**Required task**
Each record below is to be copied word for word, with pictures removed.

**Collected data**
■ ■ ■ ■

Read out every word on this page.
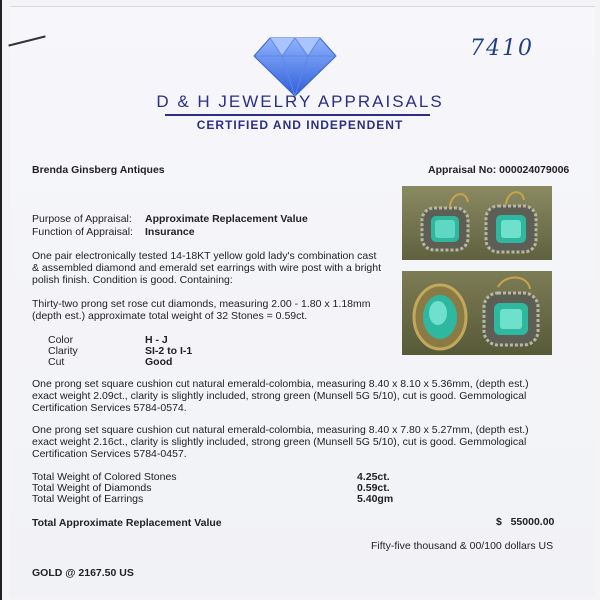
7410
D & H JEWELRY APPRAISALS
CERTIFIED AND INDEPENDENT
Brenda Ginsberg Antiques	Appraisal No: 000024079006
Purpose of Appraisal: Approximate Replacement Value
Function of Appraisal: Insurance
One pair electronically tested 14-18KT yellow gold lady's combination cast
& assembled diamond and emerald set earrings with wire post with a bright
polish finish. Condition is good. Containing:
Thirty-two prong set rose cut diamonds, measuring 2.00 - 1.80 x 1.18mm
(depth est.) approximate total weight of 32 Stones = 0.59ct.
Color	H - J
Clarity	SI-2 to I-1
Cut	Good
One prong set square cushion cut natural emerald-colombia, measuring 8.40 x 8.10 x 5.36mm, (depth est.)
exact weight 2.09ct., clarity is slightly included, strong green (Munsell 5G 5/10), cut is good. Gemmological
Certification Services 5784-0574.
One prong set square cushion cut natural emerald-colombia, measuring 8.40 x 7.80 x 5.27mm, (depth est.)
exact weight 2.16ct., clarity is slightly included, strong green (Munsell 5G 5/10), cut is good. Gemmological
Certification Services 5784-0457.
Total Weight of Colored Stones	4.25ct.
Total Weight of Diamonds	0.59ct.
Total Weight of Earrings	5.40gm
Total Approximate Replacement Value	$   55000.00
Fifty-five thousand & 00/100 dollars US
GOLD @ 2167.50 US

■ ■ ■ ■

**Exercise result**
Read out every word on this page.
7410
D & H JEWELRY APPRAISALS
CERTIFIED AND INDEPENDENT
Brenda Ginsberg Antiques	Appraisal No: 000024079006
Purpose of Appraisal: Approximate Replacement Value
Function of Appraisal: Insurance
One pair electronically tested 14-18KT yellow gold lady's combination cast
& assembled diamond and emerald set earrings with wire post with a bright
polish finish. Condition is good. Containing:
Thirty-two prong set rose cut diamonds, measuring 2.00 - 1.80 x 1.18mm
(depth est.) approximate total weight of 32 Stones = 0.59ct.
Color	H - J
Clarity	SI-2 to I-1
Cut	Good
One prong set square cushion cut natural emerald-colombia, measuring 8.40 x 8.10 x 5.36mm, (depth est.)
exact weight 2.09ct., clarity is slightly included, strong green (Munsell 5G 5/10), cut is good. Gemmological
Certification Services 5784-0574.
One prong set square cushion cut natural emerald-colombia, measuring 8.40 x 7.80 x 5.27mm, (depth est.)
exact weight 2.16ct., clarity is slightly included, strong green (Munsell 5G 5/10), cut is good. Gemmological
Certification Services 5784-0457.
Total Weight of Colored Stones	4.25ct.
Total Weight of Diamonds	0.59ct.
Total Weight of Earrings	5.40gm
Total Approximate Replacement Value	$   55000.00
Fifty-five thousand & 00/100 dollars US
GOLD @ 2167.50 US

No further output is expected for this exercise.